**The problem:** Determine the count of lines holding the string "screenshot". Return only the number.

**Source records:**
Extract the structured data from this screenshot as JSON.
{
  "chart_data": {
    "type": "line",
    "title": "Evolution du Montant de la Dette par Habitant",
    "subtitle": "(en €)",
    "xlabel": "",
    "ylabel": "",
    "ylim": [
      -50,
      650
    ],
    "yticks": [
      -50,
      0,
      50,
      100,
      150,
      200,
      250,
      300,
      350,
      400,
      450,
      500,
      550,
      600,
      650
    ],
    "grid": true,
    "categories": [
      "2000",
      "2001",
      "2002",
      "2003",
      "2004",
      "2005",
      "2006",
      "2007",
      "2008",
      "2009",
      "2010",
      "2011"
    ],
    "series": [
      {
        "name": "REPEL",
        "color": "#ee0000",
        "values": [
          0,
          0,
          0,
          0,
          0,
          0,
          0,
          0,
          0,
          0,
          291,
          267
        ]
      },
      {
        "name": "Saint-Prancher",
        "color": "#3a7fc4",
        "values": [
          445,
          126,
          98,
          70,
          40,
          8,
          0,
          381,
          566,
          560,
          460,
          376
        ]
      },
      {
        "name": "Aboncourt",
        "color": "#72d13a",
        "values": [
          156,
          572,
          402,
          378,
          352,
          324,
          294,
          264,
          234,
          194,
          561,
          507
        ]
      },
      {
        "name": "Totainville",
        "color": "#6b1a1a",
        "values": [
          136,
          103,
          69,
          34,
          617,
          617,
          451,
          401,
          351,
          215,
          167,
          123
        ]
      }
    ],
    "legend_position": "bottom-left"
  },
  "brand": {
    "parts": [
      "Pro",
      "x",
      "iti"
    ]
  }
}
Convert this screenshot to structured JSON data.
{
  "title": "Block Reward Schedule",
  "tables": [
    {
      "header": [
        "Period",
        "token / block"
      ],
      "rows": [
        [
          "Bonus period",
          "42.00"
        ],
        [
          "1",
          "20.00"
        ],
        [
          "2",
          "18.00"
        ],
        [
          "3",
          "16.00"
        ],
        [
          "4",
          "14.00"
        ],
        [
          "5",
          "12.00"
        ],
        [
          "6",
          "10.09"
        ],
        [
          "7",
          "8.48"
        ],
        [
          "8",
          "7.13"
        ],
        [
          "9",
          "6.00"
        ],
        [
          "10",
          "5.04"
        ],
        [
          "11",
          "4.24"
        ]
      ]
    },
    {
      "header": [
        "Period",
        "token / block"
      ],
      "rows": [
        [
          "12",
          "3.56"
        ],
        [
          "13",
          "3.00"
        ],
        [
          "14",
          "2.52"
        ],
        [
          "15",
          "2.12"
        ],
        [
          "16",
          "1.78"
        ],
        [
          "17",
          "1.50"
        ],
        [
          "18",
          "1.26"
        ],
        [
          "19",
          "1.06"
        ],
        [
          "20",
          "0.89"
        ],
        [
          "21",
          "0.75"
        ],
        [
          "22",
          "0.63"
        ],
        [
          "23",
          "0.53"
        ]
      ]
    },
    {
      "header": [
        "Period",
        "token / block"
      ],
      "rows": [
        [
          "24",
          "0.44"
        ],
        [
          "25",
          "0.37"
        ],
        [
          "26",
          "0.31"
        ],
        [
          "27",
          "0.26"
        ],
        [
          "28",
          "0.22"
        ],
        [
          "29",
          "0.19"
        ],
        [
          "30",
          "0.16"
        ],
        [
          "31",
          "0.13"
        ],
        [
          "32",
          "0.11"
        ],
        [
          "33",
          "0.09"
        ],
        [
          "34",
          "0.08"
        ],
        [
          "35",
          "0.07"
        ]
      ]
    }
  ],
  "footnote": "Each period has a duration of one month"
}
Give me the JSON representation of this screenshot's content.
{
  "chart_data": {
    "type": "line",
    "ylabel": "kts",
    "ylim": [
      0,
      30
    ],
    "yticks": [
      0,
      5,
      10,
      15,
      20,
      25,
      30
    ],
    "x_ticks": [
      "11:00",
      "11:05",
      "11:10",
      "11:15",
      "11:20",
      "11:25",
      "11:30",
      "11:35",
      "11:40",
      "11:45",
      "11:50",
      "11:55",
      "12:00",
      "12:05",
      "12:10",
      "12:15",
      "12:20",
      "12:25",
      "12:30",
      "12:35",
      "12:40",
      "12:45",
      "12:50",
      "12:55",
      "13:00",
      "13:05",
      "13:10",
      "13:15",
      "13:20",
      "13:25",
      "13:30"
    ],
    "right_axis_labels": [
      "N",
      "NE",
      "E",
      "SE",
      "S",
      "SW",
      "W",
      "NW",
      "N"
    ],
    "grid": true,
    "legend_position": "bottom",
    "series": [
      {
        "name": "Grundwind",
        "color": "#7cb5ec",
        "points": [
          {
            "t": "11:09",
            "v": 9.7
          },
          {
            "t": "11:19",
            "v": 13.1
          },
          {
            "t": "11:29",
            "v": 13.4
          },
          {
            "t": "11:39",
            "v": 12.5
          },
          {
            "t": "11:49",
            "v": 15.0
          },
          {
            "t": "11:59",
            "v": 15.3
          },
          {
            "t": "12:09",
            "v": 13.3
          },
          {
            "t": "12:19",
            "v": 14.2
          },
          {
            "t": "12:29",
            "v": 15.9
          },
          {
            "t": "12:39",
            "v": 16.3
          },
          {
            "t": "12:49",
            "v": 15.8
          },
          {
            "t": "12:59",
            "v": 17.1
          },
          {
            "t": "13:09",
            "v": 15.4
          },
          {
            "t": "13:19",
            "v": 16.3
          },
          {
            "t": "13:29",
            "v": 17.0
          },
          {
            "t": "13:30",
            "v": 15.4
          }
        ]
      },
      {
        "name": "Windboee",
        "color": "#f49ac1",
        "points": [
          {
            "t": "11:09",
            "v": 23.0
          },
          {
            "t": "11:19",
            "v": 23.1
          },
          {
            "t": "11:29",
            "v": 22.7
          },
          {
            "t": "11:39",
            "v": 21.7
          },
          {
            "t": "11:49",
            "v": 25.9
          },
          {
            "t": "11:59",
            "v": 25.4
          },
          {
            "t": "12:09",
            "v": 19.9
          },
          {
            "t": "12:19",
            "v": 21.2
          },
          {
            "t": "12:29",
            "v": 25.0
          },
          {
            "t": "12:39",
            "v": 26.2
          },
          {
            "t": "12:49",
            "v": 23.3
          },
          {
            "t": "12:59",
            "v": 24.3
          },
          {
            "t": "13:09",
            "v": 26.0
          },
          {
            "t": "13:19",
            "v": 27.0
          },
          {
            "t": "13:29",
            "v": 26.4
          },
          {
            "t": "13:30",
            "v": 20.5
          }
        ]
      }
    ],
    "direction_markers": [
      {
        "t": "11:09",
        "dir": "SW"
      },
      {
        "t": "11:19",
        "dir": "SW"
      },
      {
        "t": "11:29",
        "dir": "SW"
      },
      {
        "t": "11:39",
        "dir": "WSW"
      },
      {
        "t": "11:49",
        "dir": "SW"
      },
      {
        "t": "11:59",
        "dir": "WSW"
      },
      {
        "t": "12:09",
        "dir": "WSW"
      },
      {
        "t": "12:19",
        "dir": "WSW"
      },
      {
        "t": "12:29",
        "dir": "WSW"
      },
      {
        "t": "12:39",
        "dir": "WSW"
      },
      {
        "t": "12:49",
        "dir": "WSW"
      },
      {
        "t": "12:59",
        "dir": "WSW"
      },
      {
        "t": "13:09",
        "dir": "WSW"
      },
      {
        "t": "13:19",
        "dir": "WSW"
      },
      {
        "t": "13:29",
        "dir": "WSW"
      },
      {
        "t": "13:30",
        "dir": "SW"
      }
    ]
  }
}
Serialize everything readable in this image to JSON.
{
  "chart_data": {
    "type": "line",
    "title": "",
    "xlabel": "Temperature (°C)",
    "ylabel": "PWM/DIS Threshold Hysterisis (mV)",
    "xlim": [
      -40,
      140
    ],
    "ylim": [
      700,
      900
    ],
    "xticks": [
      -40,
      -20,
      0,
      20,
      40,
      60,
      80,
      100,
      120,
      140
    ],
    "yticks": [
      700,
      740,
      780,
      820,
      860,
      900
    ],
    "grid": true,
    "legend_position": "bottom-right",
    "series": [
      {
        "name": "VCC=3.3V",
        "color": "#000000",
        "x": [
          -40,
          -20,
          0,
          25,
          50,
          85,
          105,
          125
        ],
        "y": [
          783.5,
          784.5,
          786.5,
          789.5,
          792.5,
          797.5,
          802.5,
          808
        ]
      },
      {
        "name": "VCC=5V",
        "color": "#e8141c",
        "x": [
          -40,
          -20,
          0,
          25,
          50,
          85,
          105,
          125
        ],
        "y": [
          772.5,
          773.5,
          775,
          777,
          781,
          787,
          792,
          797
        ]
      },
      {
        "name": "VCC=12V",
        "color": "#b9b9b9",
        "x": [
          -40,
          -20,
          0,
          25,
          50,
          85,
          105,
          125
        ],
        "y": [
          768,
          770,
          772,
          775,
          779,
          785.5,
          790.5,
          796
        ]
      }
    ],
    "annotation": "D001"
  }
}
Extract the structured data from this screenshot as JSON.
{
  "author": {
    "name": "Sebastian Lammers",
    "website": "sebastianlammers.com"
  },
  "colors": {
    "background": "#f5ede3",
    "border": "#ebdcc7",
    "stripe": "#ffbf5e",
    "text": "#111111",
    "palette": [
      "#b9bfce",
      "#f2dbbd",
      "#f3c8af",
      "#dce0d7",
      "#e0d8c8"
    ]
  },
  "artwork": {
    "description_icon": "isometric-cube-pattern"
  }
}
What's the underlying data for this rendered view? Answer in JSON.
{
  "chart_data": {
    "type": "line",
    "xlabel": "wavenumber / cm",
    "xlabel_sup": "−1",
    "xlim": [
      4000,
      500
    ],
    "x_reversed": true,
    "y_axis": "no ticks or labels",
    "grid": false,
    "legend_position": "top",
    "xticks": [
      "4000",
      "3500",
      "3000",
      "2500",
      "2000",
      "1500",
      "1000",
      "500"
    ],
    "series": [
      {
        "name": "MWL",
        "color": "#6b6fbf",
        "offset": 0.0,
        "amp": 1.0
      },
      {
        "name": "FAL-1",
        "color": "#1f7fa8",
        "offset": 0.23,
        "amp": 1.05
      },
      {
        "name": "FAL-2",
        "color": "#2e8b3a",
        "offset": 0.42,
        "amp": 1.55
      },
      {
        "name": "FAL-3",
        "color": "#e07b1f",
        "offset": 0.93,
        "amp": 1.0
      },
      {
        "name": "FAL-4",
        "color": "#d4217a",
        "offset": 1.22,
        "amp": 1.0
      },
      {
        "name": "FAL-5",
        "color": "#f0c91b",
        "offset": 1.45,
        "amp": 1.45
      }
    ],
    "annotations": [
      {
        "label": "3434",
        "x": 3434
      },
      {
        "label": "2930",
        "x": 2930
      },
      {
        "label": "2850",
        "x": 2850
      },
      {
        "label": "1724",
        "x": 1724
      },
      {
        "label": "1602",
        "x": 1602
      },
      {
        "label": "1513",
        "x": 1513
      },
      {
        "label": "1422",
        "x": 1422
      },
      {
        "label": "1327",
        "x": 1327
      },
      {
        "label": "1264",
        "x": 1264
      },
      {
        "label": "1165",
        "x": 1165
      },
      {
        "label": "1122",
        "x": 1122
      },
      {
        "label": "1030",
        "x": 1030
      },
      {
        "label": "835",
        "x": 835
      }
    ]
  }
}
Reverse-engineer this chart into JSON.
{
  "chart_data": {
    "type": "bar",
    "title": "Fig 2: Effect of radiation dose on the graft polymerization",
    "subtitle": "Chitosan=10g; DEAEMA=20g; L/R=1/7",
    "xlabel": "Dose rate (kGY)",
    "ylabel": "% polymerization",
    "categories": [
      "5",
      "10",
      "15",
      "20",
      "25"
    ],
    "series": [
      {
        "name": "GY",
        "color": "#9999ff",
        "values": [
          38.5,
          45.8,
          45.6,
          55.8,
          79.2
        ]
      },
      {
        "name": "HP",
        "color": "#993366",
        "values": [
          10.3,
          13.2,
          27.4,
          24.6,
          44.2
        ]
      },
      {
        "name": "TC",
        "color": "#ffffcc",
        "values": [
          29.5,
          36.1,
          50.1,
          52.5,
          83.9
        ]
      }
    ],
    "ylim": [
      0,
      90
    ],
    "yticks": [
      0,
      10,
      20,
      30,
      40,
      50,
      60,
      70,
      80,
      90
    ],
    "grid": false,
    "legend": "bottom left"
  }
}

**Task answer:** 4